--- start of Provided information ---

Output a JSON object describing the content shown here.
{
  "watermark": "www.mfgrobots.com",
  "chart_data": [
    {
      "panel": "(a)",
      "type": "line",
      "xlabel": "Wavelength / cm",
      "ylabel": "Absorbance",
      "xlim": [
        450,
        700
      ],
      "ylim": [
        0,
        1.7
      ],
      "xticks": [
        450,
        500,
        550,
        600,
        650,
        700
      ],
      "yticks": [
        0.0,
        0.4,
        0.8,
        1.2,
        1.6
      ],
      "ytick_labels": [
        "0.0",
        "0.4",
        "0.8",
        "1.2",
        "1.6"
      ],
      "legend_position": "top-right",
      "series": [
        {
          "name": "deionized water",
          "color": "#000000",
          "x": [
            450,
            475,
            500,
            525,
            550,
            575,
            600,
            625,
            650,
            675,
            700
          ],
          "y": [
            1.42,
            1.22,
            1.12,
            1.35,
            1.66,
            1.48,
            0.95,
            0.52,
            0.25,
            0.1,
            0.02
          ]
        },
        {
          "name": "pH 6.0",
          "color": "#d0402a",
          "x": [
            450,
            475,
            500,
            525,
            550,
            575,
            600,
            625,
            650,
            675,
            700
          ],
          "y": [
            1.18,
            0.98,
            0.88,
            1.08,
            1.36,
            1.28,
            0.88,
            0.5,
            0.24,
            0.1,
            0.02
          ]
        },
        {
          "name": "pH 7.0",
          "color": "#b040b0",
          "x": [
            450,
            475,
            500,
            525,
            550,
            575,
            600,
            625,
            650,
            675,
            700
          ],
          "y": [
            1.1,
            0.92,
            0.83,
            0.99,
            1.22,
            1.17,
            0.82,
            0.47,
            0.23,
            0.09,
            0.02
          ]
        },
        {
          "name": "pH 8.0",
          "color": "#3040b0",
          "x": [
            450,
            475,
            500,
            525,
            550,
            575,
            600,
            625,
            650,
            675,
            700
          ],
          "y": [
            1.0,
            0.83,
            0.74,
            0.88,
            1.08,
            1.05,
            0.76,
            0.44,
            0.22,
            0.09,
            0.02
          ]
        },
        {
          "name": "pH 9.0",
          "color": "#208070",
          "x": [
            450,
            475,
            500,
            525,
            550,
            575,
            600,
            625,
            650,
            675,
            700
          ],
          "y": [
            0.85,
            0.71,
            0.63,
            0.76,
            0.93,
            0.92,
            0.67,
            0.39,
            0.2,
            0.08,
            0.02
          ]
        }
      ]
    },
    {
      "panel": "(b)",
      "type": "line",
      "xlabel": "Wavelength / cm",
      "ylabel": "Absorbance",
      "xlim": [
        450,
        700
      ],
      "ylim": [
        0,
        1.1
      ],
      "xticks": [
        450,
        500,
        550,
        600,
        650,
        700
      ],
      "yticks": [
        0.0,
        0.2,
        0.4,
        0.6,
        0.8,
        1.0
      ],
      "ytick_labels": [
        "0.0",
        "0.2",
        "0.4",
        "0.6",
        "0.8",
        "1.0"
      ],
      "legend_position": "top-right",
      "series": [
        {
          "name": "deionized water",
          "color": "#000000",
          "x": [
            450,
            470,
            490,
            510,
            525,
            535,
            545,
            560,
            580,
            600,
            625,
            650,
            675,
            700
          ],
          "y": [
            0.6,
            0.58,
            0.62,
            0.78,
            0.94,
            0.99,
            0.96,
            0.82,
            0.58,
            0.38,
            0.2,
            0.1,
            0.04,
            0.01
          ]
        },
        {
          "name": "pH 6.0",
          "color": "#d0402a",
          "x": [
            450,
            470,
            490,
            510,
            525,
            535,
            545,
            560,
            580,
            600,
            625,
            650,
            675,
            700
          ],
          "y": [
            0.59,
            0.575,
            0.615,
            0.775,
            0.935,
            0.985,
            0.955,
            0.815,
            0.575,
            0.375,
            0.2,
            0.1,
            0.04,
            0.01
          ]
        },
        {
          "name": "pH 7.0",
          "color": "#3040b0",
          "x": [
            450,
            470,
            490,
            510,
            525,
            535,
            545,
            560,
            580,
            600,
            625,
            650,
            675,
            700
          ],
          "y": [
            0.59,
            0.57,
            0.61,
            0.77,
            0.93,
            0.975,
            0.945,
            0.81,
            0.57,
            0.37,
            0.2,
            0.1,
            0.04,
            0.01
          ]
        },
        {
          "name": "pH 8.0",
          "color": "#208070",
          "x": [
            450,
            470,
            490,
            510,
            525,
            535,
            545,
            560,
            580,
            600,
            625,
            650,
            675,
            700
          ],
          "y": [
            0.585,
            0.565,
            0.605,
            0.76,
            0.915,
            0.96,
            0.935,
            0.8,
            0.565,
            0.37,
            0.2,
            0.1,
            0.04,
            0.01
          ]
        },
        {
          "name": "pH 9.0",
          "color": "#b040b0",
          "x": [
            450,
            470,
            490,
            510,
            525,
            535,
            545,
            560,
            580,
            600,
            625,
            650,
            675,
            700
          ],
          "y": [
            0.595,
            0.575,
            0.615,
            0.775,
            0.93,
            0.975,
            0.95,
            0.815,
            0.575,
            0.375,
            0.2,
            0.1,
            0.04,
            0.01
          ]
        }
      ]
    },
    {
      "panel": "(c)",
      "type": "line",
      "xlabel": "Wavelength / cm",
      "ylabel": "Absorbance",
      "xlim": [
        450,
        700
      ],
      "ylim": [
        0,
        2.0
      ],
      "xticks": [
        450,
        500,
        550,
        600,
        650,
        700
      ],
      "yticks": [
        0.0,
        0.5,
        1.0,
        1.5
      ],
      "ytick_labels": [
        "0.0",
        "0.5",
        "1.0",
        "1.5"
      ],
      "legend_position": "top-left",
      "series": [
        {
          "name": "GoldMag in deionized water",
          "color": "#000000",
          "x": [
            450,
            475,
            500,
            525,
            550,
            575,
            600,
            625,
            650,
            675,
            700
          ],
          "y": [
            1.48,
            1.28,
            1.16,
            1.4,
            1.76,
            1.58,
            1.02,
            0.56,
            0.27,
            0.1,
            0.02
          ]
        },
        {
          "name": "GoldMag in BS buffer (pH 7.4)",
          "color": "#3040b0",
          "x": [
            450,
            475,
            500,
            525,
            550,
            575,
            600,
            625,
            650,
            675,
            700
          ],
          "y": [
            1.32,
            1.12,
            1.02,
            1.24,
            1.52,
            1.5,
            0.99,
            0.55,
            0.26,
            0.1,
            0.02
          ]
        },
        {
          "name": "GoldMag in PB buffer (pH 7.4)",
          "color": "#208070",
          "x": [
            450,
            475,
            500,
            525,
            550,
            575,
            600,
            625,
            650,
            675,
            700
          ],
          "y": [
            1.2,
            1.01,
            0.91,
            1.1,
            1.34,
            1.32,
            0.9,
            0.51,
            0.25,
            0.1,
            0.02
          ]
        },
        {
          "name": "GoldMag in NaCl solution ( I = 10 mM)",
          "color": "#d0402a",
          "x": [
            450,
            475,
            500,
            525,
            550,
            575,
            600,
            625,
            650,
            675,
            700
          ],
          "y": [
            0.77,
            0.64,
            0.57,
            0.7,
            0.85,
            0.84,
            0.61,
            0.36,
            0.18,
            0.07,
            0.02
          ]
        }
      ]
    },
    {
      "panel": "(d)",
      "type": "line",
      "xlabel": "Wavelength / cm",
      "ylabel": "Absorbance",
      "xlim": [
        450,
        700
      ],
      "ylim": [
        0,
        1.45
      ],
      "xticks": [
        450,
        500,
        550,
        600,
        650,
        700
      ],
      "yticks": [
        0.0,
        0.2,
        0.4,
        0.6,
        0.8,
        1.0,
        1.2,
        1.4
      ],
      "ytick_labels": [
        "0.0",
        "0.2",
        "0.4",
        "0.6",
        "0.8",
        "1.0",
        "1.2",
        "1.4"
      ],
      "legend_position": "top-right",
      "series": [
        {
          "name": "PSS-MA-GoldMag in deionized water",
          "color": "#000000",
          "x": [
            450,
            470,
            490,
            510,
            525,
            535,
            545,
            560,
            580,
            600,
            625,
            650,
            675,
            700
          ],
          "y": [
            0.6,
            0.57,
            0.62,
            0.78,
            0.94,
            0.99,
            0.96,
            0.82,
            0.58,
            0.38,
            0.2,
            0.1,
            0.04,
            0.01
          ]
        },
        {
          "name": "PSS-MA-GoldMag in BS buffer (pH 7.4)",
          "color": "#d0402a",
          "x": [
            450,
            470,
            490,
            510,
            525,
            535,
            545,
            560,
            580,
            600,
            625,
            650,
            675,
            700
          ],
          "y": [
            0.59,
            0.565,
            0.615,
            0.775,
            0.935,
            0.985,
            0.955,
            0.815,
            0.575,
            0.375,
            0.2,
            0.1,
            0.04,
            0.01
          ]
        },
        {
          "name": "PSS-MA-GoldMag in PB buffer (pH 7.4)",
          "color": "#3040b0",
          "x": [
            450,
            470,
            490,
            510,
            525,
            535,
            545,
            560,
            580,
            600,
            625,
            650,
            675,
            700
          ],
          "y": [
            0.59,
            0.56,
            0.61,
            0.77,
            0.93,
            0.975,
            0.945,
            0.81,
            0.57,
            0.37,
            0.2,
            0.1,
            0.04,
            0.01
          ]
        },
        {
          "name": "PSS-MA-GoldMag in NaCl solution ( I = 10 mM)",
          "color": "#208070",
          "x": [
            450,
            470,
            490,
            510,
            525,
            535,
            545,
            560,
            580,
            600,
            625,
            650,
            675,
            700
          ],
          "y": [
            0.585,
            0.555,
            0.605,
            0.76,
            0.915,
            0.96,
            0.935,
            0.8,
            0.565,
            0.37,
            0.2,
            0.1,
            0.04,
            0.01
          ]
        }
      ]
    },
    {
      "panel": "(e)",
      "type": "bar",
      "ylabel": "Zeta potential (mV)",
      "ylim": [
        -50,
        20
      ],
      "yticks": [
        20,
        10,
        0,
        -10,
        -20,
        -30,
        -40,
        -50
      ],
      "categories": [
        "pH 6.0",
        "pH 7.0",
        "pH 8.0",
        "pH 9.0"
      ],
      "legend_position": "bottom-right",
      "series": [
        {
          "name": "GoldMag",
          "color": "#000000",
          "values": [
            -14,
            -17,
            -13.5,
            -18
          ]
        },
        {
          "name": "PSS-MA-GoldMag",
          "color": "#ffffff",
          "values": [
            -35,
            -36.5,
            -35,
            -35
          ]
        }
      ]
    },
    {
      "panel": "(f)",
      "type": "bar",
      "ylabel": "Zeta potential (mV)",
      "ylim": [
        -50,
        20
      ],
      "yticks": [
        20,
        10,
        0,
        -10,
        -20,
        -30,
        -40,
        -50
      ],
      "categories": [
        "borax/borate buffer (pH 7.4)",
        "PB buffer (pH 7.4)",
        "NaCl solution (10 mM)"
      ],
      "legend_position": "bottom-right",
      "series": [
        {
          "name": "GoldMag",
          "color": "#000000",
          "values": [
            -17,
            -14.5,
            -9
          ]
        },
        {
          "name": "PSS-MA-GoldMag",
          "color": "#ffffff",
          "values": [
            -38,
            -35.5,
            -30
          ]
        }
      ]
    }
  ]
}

--- end of Provided information ---

The answer is one number: how many lines of the material above contain "panel".

The reply: 6